Donne che scrivono

Aphra Behn
di Sacha Rosel

"Tutte le donne insieme dovrebbero cospargere di fiori la tomba di Aphra Behn, (...) perché fu lei a guadagnare loro il diritto di dar voce alle proprie opinioni". Quante donne, studiose di letteratura e non, devono essere rimaste affascinate da queste parole, pronunciate da Virginia Woolf nel 1929 nel corso di una conferenza sul tema "Le donne e il romanzo" e poi inserite nel suo famoso "A Room of One’s Own"? Gli ultimi quaranta anni hanno visto in effetti un crescente interesse nei confronti dell’opera di Aphra Behn, la prima donna scrittrice professionista che la storia letteraria inglese abbia conosciuto, vissuta tra il 1640 e il 1689 durante la Restaurazione, quella fase di "libertinaggio" e di ritorno alla monarchia che seguì la dittatura puritana di Cromwell. Seconda tra i suoi contemporanei soltanto a Dryden quanto a prolificità, Aphra fu una donna in grado di spaziare dal teatro alla prosa, dalla traduzione dal francese e dal latino alla poesia, componendo ben diciassette opere teatrali e tredici opere in prosa tra romanzi e racconti, tra cui Oroonoko, romanzo breve che fu ristampato spesso nel corso di tutto il diciottesimo secolo. Eppure, la sua figura e la sua opera hanno dovuto attendere tre secoli prima che critici e lettori ne riscoprissero il valore e l’importanza, dopo che i loro predecessori le avevano liquidate come esempio di letteratura oscena e immorale, innominabile più di qualsiasi altra perché scritta da una donna.

Nota: Quest’articolo è apparso, diviso in due parti, sulla rivista "Leggere Donna" di Luciana Tufani Editrice, nel corso dell’annata 98-99.

Titoli di Aphra Behn ristampati in Italia recentemente:

IL GIRAMONDO (con testo a fronte), a cura di Viola Papetti, Milano, Rizzoli, 1998, L. 14.500

OROONOKO (con testo a fronte), a cura di Maria Antonietta Saracino, Torino, Einaudi Serie Bilingue, 1998, L. 22.000.

__Scopo dell'esercizio__
Per favore, riproduci per intero il brano su Aphra Behn qui sopra, identico in ogni parola.

Una serie di dati:
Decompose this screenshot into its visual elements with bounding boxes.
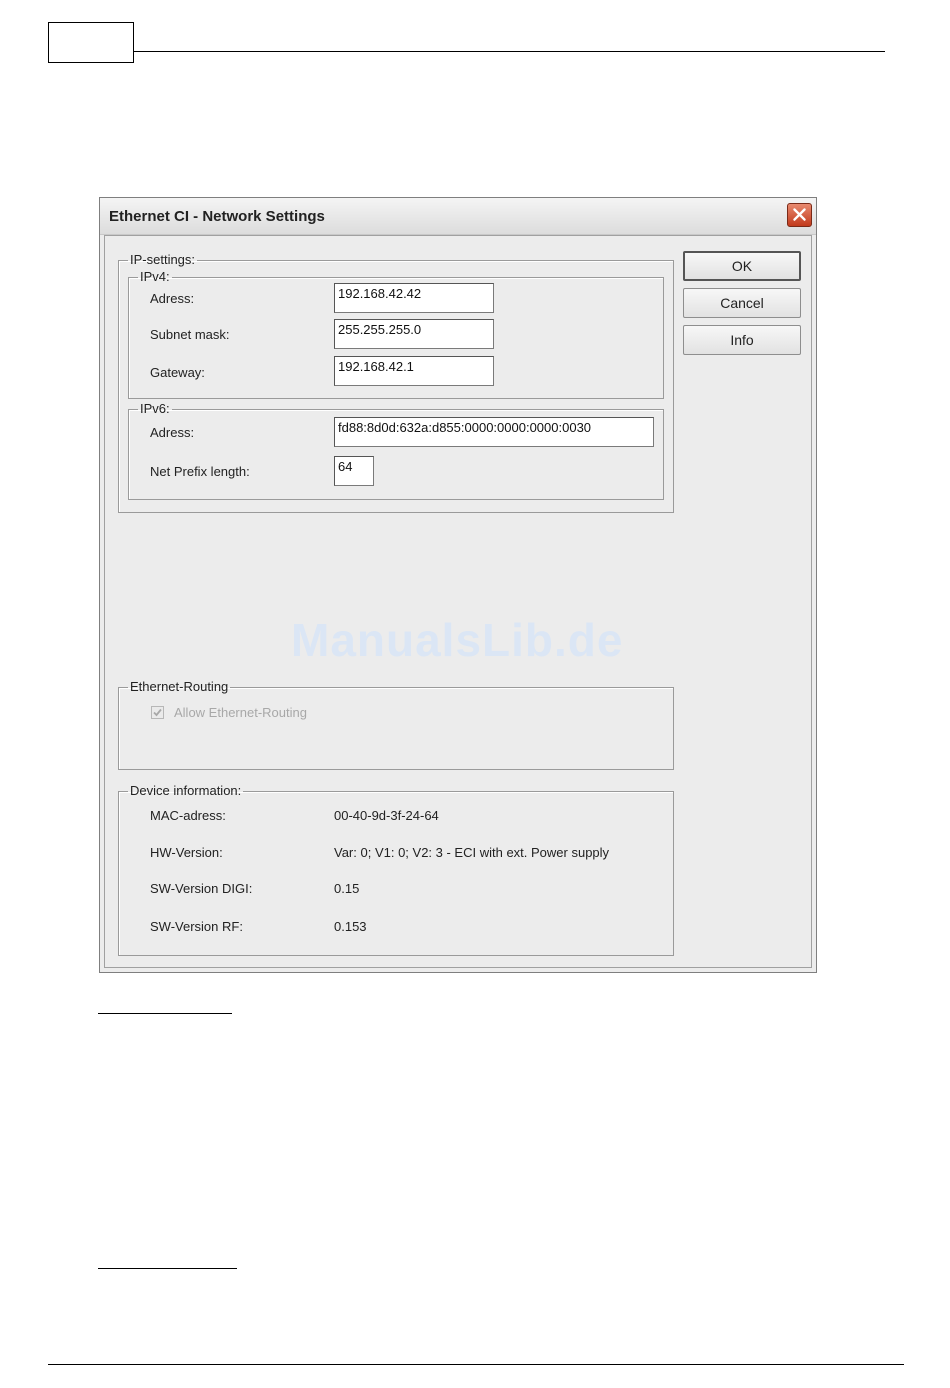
allow-routing-checkbox[interactable] xyxy=(151,706,164,719)
close-button[interactable] xyxy=(787,203,812,227)
sw-version-rf-value: 0.153 xyxy=(334,919,367,934)
hw-version-label: HW-Version: xyxy=(150,845,223,860)
section-rule-2 xyxy=(98,1268,237,1269)
gateway-label: Gateway: xyxy=(150,365,205,380)
allow-routing-label: Allow Ethernet-Routing xyxy=(174,705,307,720)
ipv6-legend: IPv6: xyxy=(140,401,170,416)
footer-rule xyxy=(48,1364,904,1365)
sw-version-digi-value: 0.15 xyxy=(334,881,360,896)
ipv6-address-label: Adress: xyxy=(150,425,195,440)
network-settings-dialog: Ethernet CI - Network Settings IP-settin… xyxy=(99,197,817,973)
close-icon xyxy=(793,208,806,221)
watermark: ManualsLib.de xyxy=(291,614,624,666)
ipv4-legend: IPv4: xyxy=(140,269,170,284)
section-rule-1 xyxy=(98,1013,232,1014)
ipv6-address-input[interactable]: fd88:8d0d:632a:d855:0000:0000:0000:0030 xyxy=(334,417,654,447)
page-number-box xyxy=(48,22,134,63)
info-button[interactable]: Info xyxy=(683,325,801,355)
ip-settings-legend: IP-settings: xyxy=(130,252,196,267)
gateway-input[interactable]: 192.168.42.1 xyxy=(334,356,494,386)
ipv4-address-label: Adress: xyxy=(150,291,195,306)
mac-address-label: MAC-adress: xyxy=(150,808,226,823)
hw-version-value: Var: 0; V1: 0; V2: 3 - ECI with ext. Pow… xyxy=(334,845,610,860)
check-mark-icon xyxy=(153,708,162,717)
ok-button[interactable]: OK xyxy=(683,251,801,281)
cancel-button[interactable]: Cancel xyxy=(683,288,801,318)
subnet-mask-input[interactable]: 255.255.255.0 xyxy=(334,319,494,349)
ethernet-routing-legend: Ethernet-Routing xyxy=(130,679,229,694)
sw-version-rf-label: SW-Version RF: xyxy=(150,919,243,934)
title-bar[interactable]: Ethernet CI - Network Settings xyxy=(100,198,816,235)
ipv4-address-input[interactable]: 192.168.42.42 xyxy=(334,283,494,313)
ethernet-routing-group: Ethernet-Routing xyxy=(118,680,674,770)
dialog-title: Ethernet CI - Network Settings xyxy=(109,208,325,225)
net-prefix-input[interactable]: 64 xyxy=(334,456,374,486)
sw-version-digi-label: SW-Version DIGI: xyxy=(150,881,253,896)
net-prefix-label: Net Prefix length: xyxy=(150,464,250,479)
device-info-legend: Device information: xyxy=(130,783,242,798)
header-rule xyxy=(133,51,885,52)
mac-address-value: 00-40-9d-3f-24-64 xyxy=(334,808,439,823)
subnet-mask-label: Subnet mask: xyxy=(150,327,230,342)
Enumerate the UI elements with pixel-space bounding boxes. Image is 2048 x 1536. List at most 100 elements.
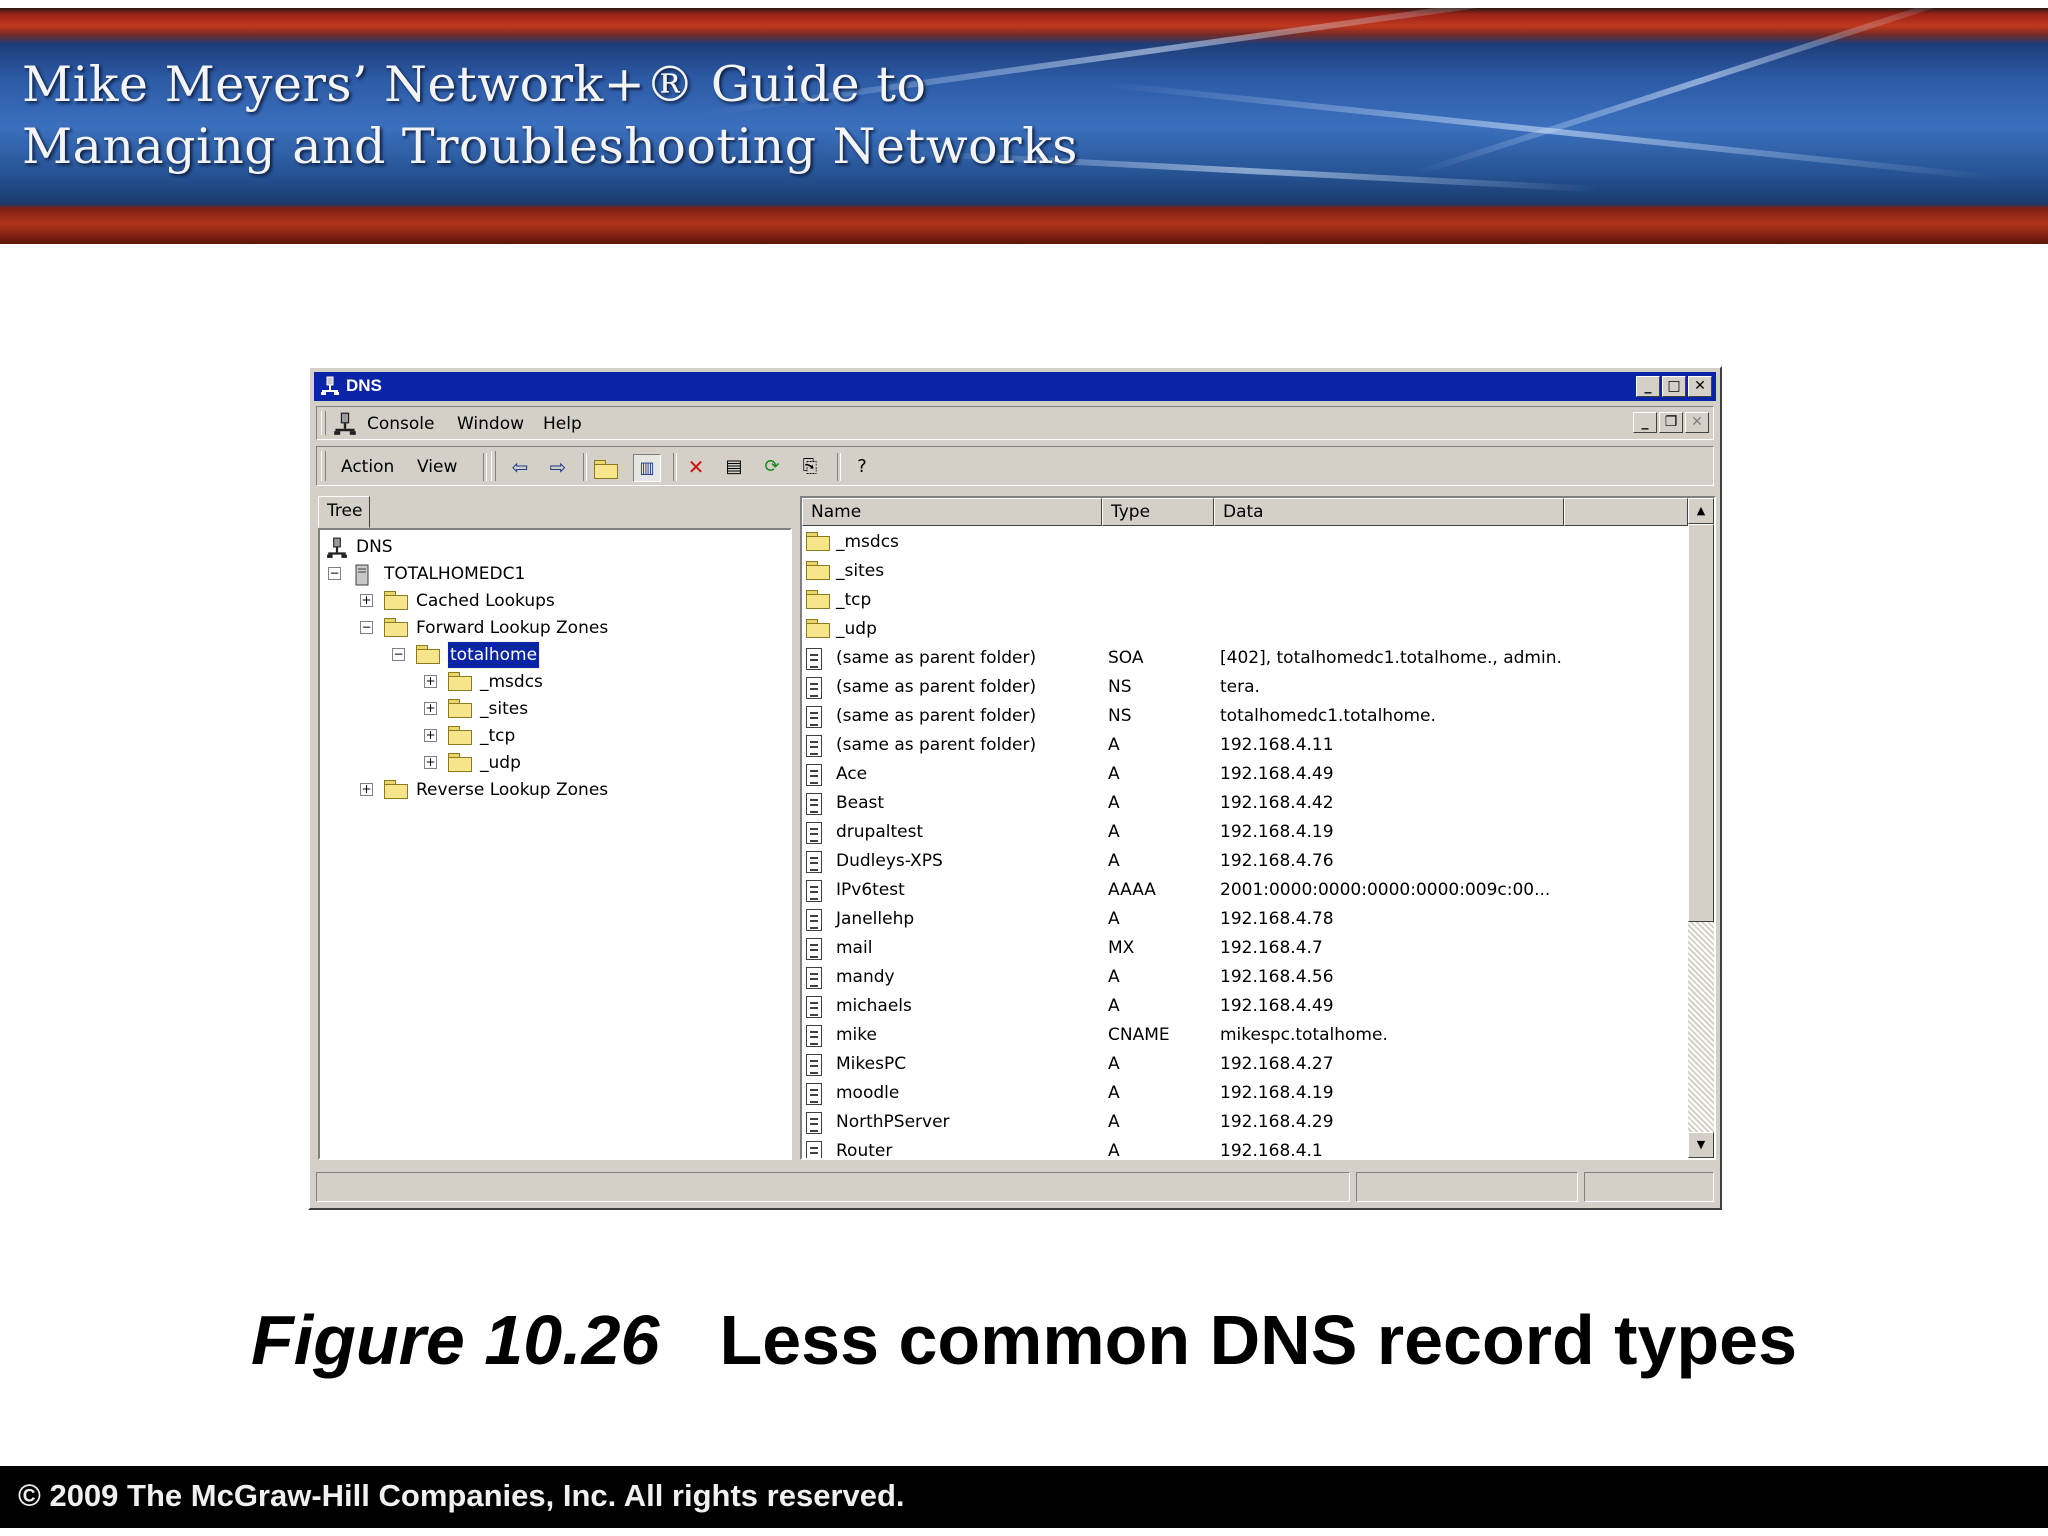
table-row[interactable]: (same as parent folder) SOA [402], totalho…	[802, 644, 1688, 673]
record-icon	[806, 1141, 822, 1158]
cell-data: 192.168.4.78	[1220, 909, 1334, 929]
record-icon	[806, 735, 822, 757]
cell-type: A	[1108, 1083, 1120, 1103]
table-row[interactable]: mike CNAME mikespc.totalhome.	[802, 1021, 1688, 1050]
record-icon	[806, 851, 822, 873]
table-row[interactable]: michaels A 192.168.4.49	[802, 992, 1688, 1021]
record-icon	[806, 967, 822, 989]
cell-name: _sites	[836, 561, 885, 581]
tree-pane: DNS − TOTALHOMEDC1 + Cached Lookups − Fo…	[318, 528, 792, 1160]
table-row[interactable]: (same as parent folder) NS tera.	[802, 673, 1688, 702]
record-icon	[806, 1025, 822, 1047]
expand-toggle[interactable]: +	[424, 702, 437, 715]
table-row[interactable]: MikesPC A 192.168.4.27	[802, 1050, 1688, 1079]
collapse-toggle[interactable]: −	[328, 567, 341, 580]
export-list-icon[interactable]: ⎘	[797, 454, 823, 480]
expand-toggle[interactable]: +	[424, 756, 437, 769]
table-row[interactable]: moodle A 192.168.4.19	[802, 1079, 1688, 1108]
toolbar-grip[interactable]	[321, 451, 326, 481]
cell-name: mail	[836, 938, 873, 958]
table-row[interactable]: _sites	[802, 557, 1688, 586]
status-bar	[316, 1172, 1714, 1202]
cell-data: tera.	[1220, 677, 1260, 697]
scroll-down-arrow-icon[interactable]: ▼	[1688, 1132, 1714, 1158]
window-title: DNS	[346, 376, 382, 395]
maximize-button[interactable]: □	[1662, 376, 1686, 397]
column-header-name[interactable]: Name	[802, 498, 1102, 526]
folder-icon	[448, 699, 472, 718]
cell-name: Router	[836, 1141, 893, 1160]
delete-icon[interactable]: ✕	[683, 454, 709, 480]
cell-name: Beast	[836, 793, 885, 813]
up-folder-icon[interactable]	[593, 454, 619, 480]
menu-view[interactable]: View	[413, 455, 461, 479]
cell-type: NS	[1108, 677, 1132, 697]
table-row[interactable]: Beast A 192.168.4.42	[802, 789, 1688, 818]
table-row[interactable]: drupaltest A 192.168.4.19	[802, 818, 1688, 847]
tree-node-label: TOTALHOMEDC1	[384, 564, 526, 584]
folder-icon	[384, 591, 408, 610]
cell-type: A	[1108, 909, 1120, 929]
table-row[interactable]: Dudleys-XPS A 192.168.4.76	[802, 847, 1688, 876]
zone-icon	[416, 645, 440, 664]
collapse-toggle[interactable]: −	[392, 648, 405, 661]
help-icon[interactable]: ?	[849, 454, 875, 480]
table-row[interactable]: _udp	[802, 615, 1688, 644]
cell-data: 192.168.4.7	[1220, 938, 1323, 958]
expand-toggle[interactable]: +	[424, 729, 437, 742]
table-row[interactable]: IPv6test AAAA 2001:0000:0000:0000:0000:009…	[802, 876, 1688, 905]
scroll-thumb[interactable]	[1688, 524, 1714, 922]
table-row[interactable]: Janellehp A 192.168.4.78	[802, 905, 1688, 934]
menu-help[interactable]: Help	[539, 412, 586, 436]
window-titlebar[interactable]: DNS _ □ ✕	[314, 372, 1716, 401]
folder-icon	[384, 780, 408, 799]
banner-line-1: Mike Meyers’ Network+® Guide to	[22, 56, 927, 113]
properties-icon[interactable]: ▤	[721, 454, 747, 480]
tree-node-label: _sites	[480, 699, 529, 719]
expand-toggle[interactable]: +	[424, 675, 437, 688]
child-close-button[interactable]: ✕	[1685, 412, 1709, 433]
tab-tree[interactable]: Tree	[318, 496, 370, 528]
table-row[interactable]: _tcp	[802, 586, 1688, 615]
server-icon	[355, 564, 369, 586]
column-header-type[interactable]: Type	[1102, 498, 1214, 526]
cell-name: NorthPServer	[836, 1112, 950, 1132]
dns-app-icon	[321, 376, 339, 395]
close-button[interactable]: ✕	[1688, 376, 1712, 397]
minimize-button[interactable]: _	[1636, 376, 1660, 397]
menu-console[interactable]: Console	[363, 412, 439, 436]
table-row[interactable]: Router A 192.168.4.1	[802, 1137, 1688, 1160]
table-row[interactable]: (same as parent folder) A 192.168.4.11	[802, 731, 1688, 760]
child-minimize-button[interactable]: _	[1633, 412, 1657, 433]
tree-node-label: _tcp	[480, 726, 516, 746]
vertical-scrollbar[interactable]: ▲ ▼	[1688, 498, 1714, 1158]
table-row[interactable]: mandy A 192.168.4.56	[802, 963, 1688, 992]
collapse-toggle[interactable]: −	[360, 621, 373, 634]
table-row[interactable]: _msdcs	[802, 528, 1688, 557]
cell-name: moodle	[836, 1083, 900, 1103]
expand-toggle[interactable]: +	[360, 783, 373, 796]
table-row[interactable]: (same as parent folder) NS totalhomedc1.to…	[802, 702, 1688, 731]
scroll-up-arrow-icon[interactable]: ▲	[1688, 498, 1714, 524]
dns-window: DNS _ □ ✕ Console Window Help _ ❐ ✕ Acti…	[308, 366, 1722, 1210]
expand-toggle[interactable]: +	[360, 594, 373, 607]
child-restore-button[interactable]: ❐	[1659, 412, 1683, 433]
show-tree-icon[interactable]: ▥	[633, 454, 661, 482]
table-row[interactable]: NorthPServer A 192.168.4.29	[802, 1108, 1688, 1137]
column-header-empty[interactable]	[1564, 498, 1688, 526]
folder-icon	[806, 561, 830, 580]
record-icon	[806, 996, 822, 1018]
tree-node-label: DNS	[356, 537, 393, 557]
back-arrow-icon[interactable]: ⇦	[507, 454, 533, 480]
table-row[interactable]: mail MX 192.168.4.7	[802, 934, 1688, 963]
menu-window[interactable]: Window	[453, 412, 528, 436]
cell-name: (same as parent folder)	[836, 677, 1037, 697]
refresh-icon[interactable]: ⟳	[759, 454, 785, 480]
table-row[interactable]: Ace A 192.168.4.49	[802, 760, 1688, 789]
status-panel-3	[1584, 1172, 1714, 1202]
tree-node-label: Reverse Lookup Zones	[416, 780, 609, 800]
menu-action[interactable]: Action	[337, 455, 398, 479]
column-header-data[interactable]: Data	[1214, 498, 1564, 526]
forward-arrow-icon[interactable]: ⇨	[545, 454, 571, 480]
menubar-grip[interactable]	[321, 411, 326, 435]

__Risposta completa__
Donne che scrivono

Aphra Behn
di Sacha Rosel

"Tutte le donne insieme dovrebbero cospargere di fiori la tomba di Aphra Behn, (...) perché fu lei a guadagnare loro il diritto di dar voce alle proprie opinioni". Quante donne, studiose di letteratura e non, devono essere rimaste affascinate da queste parole, pronunciate da Virginia Woolf nel 1929 nel corso di una conferenza sul tema "Le donne e il romanzo" e poi inserite nel suo famoso "A Room of One’s Own"? Gli ultimi quaranta anni hanno visto in effetti un crescente interesse nei confronti dell’opera di Aphra Behn, la prima donna scrittrice professionista che la storia letteraria inglese abbia conosciuto, vissuta tra il 1640 e il 1689 durante la Restaurazione, quella fase di "libertinaggio" e di ritorno alla monarchia che seguì la dittatura puritana di Cromwell. Seconda tra i suoi contemporanei soltanto a Dryden quanto a prolificità, Aphra fu una donna in grado di spaziare dal teatro alla prosa, dalla traduzione dal francese e dal latino alla poesia, componendo ben diciassette opere teatrali e tredici opere in prosa tra romanzi e racconti, tra cui Oroonoko, romanzo breve che fu ristampato spesso nel corso di tutto il diciottesimo secolo. Eppure, la sua figura e la sua opera hanno dovuto attendere tre secoli prima che critici e lettori ne riscoprissero il valore e l’importanza, dopo che i loro predecessori le avevano liquidate come esempio di letteratura oscena e immorale, innominabile più di qualsiasi altra perché scritta da una donna.

Nota: Quest’articolo è apparso, diviso in due parti, sulla rivista "Leggere Donna" di Luciana Tufani Editrice, nel corso dell’annata 98-99.

Titoli di Aphra Behn ristampati in Italia recentemente:

IL GIRAMONDO (con testo a fronte), a cura di Viola Papetti, Milano, Rizzoli, 1998, L. 14.500

OROONOKO (con testo a fronte), a cura di Maria Antonietta Saracino, Torino, Einaudi Serie Bilingue, 1998, L. 22.000.